START

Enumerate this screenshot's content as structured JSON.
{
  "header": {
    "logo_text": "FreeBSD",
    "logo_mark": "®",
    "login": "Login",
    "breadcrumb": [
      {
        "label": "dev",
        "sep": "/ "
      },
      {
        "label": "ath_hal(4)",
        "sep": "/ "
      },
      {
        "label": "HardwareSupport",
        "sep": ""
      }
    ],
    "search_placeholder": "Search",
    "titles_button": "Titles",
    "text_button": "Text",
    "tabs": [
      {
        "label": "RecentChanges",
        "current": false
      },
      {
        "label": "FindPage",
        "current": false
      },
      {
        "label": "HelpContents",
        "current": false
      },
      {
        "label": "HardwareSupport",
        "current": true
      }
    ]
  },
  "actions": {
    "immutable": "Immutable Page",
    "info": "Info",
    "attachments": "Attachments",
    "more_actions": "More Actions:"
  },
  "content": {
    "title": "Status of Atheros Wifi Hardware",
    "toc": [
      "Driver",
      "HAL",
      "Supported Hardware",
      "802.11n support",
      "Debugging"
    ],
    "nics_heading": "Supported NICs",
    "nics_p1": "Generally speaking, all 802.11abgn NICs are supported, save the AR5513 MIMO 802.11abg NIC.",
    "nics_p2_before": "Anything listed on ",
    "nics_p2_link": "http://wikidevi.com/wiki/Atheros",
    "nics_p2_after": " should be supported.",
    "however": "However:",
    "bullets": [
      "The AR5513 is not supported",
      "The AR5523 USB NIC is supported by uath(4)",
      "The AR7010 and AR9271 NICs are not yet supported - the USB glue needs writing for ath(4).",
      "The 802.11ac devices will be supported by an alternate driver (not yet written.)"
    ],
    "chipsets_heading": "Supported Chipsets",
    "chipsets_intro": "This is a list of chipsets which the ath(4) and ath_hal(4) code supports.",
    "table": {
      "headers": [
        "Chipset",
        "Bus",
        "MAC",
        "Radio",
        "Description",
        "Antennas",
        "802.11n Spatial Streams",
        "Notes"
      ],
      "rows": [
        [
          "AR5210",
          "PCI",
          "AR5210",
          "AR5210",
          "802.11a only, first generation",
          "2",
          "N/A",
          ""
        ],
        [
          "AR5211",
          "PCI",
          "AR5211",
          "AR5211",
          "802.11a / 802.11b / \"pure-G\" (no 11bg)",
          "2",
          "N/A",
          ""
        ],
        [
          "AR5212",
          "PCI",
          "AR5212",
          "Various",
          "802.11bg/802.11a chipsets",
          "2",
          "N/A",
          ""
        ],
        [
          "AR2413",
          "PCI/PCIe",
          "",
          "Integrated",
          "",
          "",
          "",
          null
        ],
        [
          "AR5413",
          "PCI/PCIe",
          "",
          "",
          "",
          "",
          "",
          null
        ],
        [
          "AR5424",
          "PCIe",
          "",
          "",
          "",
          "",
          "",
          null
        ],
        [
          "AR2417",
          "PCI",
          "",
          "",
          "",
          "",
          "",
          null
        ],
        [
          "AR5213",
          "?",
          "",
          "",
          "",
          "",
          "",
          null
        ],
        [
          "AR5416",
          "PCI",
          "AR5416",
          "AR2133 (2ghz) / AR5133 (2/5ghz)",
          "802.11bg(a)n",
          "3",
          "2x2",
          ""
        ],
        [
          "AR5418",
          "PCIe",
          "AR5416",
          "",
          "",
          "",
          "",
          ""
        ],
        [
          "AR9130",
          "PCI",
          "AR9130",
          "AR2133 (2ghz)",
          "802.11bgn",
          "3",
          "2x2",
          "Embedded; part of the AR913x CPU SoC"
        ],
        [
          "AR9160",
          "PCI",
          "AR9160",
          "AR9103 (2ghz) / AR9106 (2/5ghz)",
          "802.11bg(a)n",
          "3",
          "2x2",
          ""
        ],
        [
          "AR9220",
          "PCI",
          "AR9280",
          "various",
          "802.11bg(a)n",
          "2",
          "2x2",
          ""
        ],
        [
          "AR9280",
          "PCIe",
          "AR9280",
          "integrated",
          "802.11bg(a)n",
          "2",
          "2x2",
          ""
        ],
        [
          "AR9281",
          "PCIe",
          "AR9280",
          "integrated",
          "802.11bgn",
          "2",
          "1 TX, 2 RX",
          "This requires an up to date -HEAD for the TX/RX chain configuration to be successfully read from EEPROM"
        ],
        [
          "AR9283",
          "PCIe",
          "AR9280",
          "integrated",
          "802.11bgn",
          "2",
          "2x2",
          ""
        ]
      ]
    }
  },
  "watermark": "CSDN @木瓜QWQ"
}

END

Transcribe all of the entries without altering anything.

#### [In response]
Enumerate this screenshot's content as structured JSON.
{
  "header": {
    "logo_text": "FreeBSD",
    "logo_mark": "®",
    "login": "Login",
    "breadcrumb": [
      {
        "label": "dev",
        "sep": "/ "
      },
      {
        "label": "ath_hal(4)",
        "sep": "/ "
      },
      {
        "label": "HardwareSupport",
        "sep": ""
      }
    ],
    "search_placeholder": "Search",
    "titles_button": "Titles",
    "text_button": "Text",
    "tabs": [
      {
        "label": "RecentChanges",
        "current": false
      },
      {
        "label": "FindPage",
        "current": false
      },
      {
        "label": "HelpContents",
        "current": false
      },
      {
        "label": "HardwareSupport",
        "current": true
      }
    ]
  },
  "actions": {
    "immutable": "Immutable Page",
    "info": "Info",
    "attachments": "Attachments",
    "more_actions": "More Actions:"
  },
  "content": {
    "title": "Status of Atheros Wifi Hardware",
    "toc": [
      "Driver",
      "HAL",
      "Supported Hardware",
      "802.11n support",
      "Debugging"
    ],
    "nics_heading": "Supported NICs",
    "nics_p1": "Generally speaking, all 802.11abgn NICs are supported, save the AR5513 MIMO 802.11abg NIC.",
    "nics_p2_before": "Anything listed on ",
    "nics_p2_link": "http://wikidevi.com/wiki/Atheros",
    "nics_p2_after": " should be supported.",
    "however": "However:",
    "bullets": [
      "The AR5513 is not supported",
      "The AR5523 USB NIC is supported by uath(4)",
      "The AR7010 and AR9271 NICs are not yet supported - the USB glue needs writing for ath(4).",
      "The 802.11ac devices will be supported by an alternate driver (not yet written.)"
    ],
    "chipsets_heading": "Supported Chipsets",
    "chipsets_intro": "This is a list of chipsets which the ath(4) and ath_hal(4) code supports.",
    "table": {
      "headers": [
        "Chipset",
        "Bus",
        "MAC",
        "Radio",
        "Description",
        "Antennas",
        "802.11n Spatial Streams",
        "Notes"
      ],
      "rows": [
        [
          "AR5210",
          "PCI",
          "AR5210",
          "AR5210",
          "802.11a only, first generation",
          "2",
          "N/A",
          ""
        ],
        [
          "AR5211",
          "PCI",
          "AR5211",
          "AR5211",
          "802.11a / 802.11b / \"pure-G\" (no 11bg)",
          "2",
          "N/A",
          ""
        ],
        [
          "AR5212",
          "PCI",
          "AR5212",
          "Various",
          "802.11bg/802.11a chipsets",
          "2",
          "N/A",
          ""
        ],
        [
          "AR2413",
          "PCI/PCIe",
          "",
          "Integrated",
          "",
          "",
          "",
          null
        ],
        [
          "AR5413",
          "PCI/PCIe",
          "",
          "",
          "",
          "",
          "",
          null
        ],
        [
          "AR5424",
          "PCIe",
          "",
          "",
          "",
          "",
          "",
          null
        ],
        [
          "AR2417",
          "PCI",
          "",
          "",
          "",
          "",
          "",
          null
        ],
        [
          "AR5213",
          "?",
          "",
          "",
          "",
          "",
          "",
          null
        ],
        [
          "AR5416",
          "PCI",
          "AR5416",
          "AR2133 (2ghz) / AR5133 (2/5ghz)",
          "802.11bg(a)n",
          "3",
          "2x2",
          ""
        ],
        [
          "AR5418",
          "PCIe",
          "AR5416",
          "",
          "",
          "",
          "",
          ""
        ],
        [
          "AR9130",
          "PCI",
          "AR9130",
          "AR2133 (2ghz)",
          "802.11bgn",
          "3",
          "2x2",
          "Embedded; part of the AR913x CPU SoC"
        ],
        [
          "AR9160",
          "PCI",
          "AR9160",
          "AR9103 (2ghz) / AR9106 (2/5ghz)",
          "802.11bg(a)n",
          "3",
          "2x2",
          ""
        ],
        [
          "AR9220",
          "PCI",
          "AR9280",
          "various",
          "802.11bg(a)n",
          "2",
          "2x2",
          ""
        ],
        [
          "AR9280",
          "PCIe",
          "AR9280",
          "integrated",
          "802.11bg(a)n",
          "2",
          "2x2",
          ""
        ],
        [
          "AR9281",
          "PCIe",
          "AR9280",
          "integrated",
          "802.11bgn",
          "2",
          "1 TX, 2 RX",
          "This requires an up to date -HEAD for the TX/RX chain configuration to be successfully read from EEPROM"
        ],
        [
          "AR9283",
          "PCIe",
          "AR9280",
          "integrated",
          "802.11bgn",
          "2",
          "2x2",
          ""
        ]
      ]
    }
  },
  "watermark": "CSDN @木瓜QWQ"
}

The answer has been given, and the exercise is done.